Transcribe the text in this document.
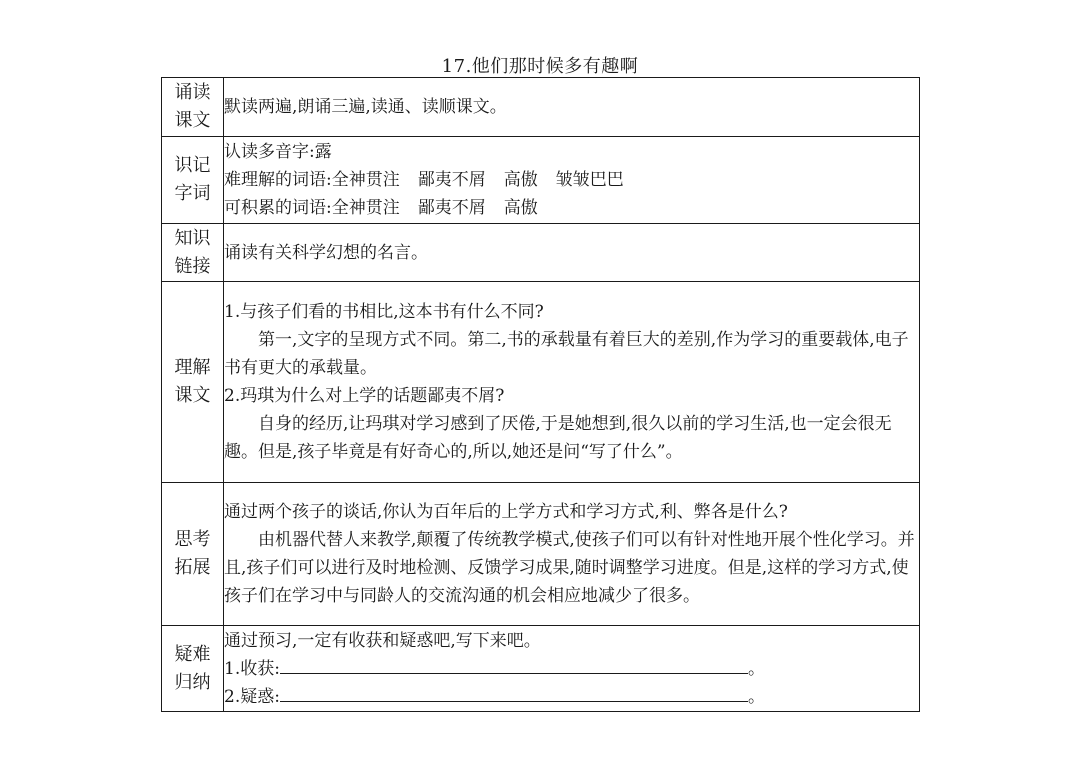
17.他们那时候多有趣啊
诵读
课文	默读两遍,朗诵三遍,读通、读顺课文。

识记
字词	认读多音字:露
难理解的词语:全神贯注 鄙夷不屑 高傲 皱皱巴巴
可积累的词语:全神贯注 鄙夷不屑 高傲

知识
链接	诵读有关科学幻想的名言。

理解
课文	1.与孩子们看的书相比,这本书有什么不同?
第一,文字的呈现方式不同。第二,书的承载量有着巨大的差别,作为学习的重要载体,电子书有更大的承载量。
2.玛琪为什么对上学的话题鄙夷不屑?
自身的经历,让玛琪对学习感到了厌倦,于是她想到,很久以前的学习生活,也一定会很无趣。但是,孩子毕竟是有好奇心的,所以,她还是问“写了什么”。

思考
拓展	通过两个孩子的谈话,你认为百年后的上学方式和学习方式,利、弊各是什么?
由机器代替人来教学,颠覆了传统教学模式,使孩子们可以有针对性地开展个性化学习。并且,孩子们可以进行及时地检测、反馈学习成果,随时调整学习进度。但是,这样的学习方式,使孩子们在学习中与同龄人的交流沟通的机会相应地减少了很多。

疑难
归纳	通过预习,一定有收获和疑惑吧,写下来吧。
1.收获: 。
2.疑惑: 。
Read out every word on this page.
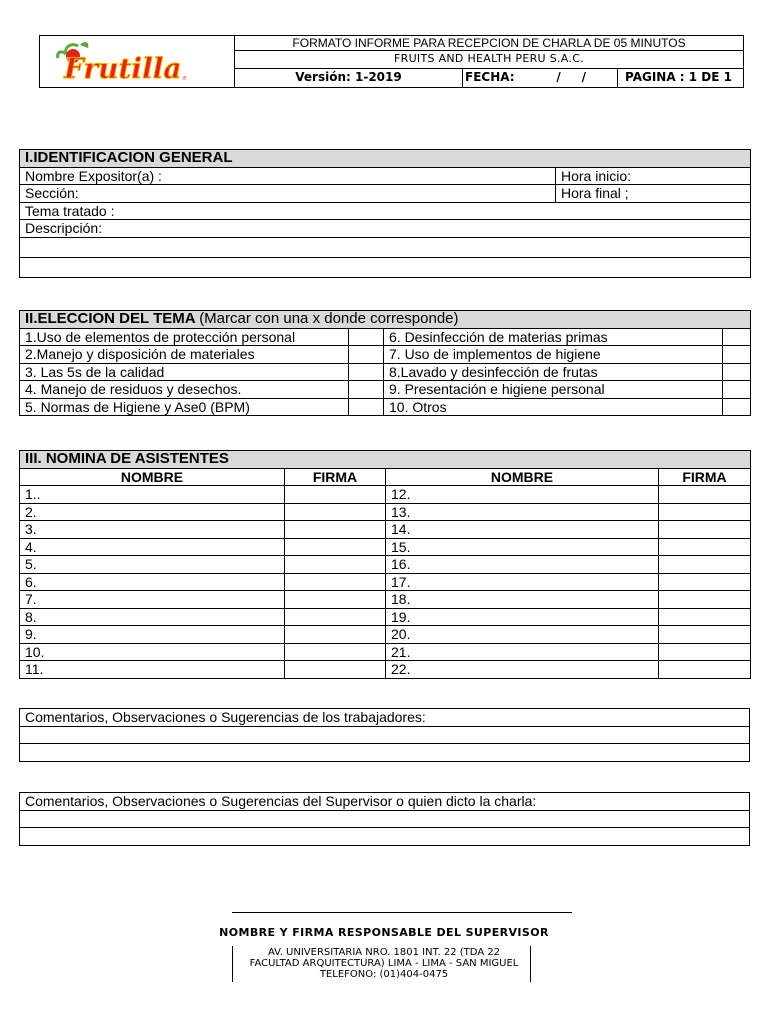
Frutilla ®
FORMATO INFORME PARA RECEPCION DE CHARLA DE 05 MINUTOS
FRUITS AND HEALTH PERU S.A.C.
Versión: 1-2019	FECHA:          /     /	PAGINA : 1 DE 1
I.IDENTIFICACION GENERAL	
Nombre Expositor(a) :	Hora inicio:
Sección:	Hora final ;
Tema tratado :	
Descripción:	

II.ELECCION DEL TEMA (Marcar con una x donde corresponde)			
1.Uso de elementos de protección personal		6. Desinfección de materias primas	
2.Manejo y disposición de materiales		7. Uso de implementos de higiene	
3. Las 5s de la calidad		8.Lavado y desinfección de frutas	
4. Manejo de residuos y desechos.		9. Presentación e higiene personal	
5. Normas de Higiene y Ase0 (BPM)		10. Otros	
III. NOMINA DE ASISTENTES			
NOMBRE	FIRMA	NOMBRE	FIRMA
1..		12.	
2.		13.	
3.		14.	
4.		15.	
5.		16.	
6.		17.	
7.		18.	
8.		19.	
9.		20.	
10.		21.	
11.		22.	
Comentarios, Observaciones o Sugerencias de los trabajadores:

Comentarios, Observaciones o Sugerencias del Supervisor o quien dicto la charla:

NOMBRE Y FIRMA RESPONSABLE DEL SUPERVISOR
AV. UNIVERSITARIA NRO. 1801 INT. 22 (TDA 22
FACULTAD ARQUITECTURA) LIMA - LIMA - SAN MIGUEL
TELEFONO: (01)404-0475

=======

*WHAT TO WORK ON*
Without including any pictures, print each record exactly.

*FINAL RESULT*
Transcribe the text in this document.
17.他们那时候多有趣啊
诵读
课文	默读两遍,朗诵三遍,读通、读顺课文。

识记
字词	认读多音字:露
难理解的词语:全神贯注 鄙夷不屑 高傲 皱皱巴巴
可积累的词语:全神贯注 鄙夷不屑 高傲

知识
链接	诵读有关科学幻想的名言。

理解
课文	1.与孩子们看的书相比,这本书有什么不同?
第一,文字的呈现方式不同。第二,书的承载量有着巨大的差别,作为学习的重要载体,电子书有更大的承载量。
2.玛琪为什么对上学的话题鄙夷不屑?
自身的经历,让玛琪对学习感到了厌倦,于是她想到,很久以前的学习生活,也一定会很无趣。但是,孩子毕竟是有好奇心的,所以,她还是问“写了什么”。

思考
拓展	通过两个孩子的谈话,你认为百年后的上学方式和学习方式,利、弊各是什么?
由机器代替人来教学,颠覆了传统教学模式,使孩子们可以有针对性地开展个性化学习。并且,孩子们可以进行及时地检测、反馈学习成果,随时调整学习进度。但是,这样的学习方式,使孩子们在学习中与同龄人的交流沟通的机会相应地减少了很多。

疑难
归纳	通过预习,一定有收获和疑惑吧,写下来吧。
1.收获: 。
2.疑惑: 。
Read out every word on this page.
Frutilla ®
FORMATO INFORME PARA RECEPCION DE CHARLA DE 05 MINUTOS
FRUITS AND HEALTH PERU S.A.C.
Versión: 1-2019	FECHA:          /     /	PAGINA : 1 DE 1
I.IDENTIFICACION GENERAL	
Nombre Expositor(a) :	Hora inicio:
Sección:	Hora final ;
Tema tratado :	
Descripción:	

II.ELECCION DEL TEMA (Marcar con una x donde corresponde)			
1.Uso de elementos de protección personal		6. Desinfección de materias primas	
2.Manejo y disposición de materiales		7. Uso de implementos de higiene	
3. Las 5s de la calidad		8.Lavado y desinfección de frutas	
4. Manejo de residuos y desechos.		9. Presentación e higiene personal	
5. Normas de Higiene y Ase0 (BPM)		10. Otros	
III. NOMINA DE ASISTENTES			
NOMBRE	FIRMA	NOMBRE	FIRMA
1..		12.	
2.		13.	
3.		14.	
4.		15.	
5.		16.	
6.		17.	
7.		18.	
8.		19.	
9.		20.	
10.		21.	
11.		22.	
Comentarios, Observaciones o Sugerencias de los trabajadores:

Comentarios, Observaciones o Sugerencias del Supervisor o quien dicto la charla:

NOMBRE Y FIRMA RESPONSABLE DEL SUPERVISOR
AV. UNIVERSITARIA NRO. 1801 INT. 22 (TDA 22
FACULTAD ARQUITECTURA) LIMA - LIMA - SAN MIGUEL
TELEFONO: (01)404-0475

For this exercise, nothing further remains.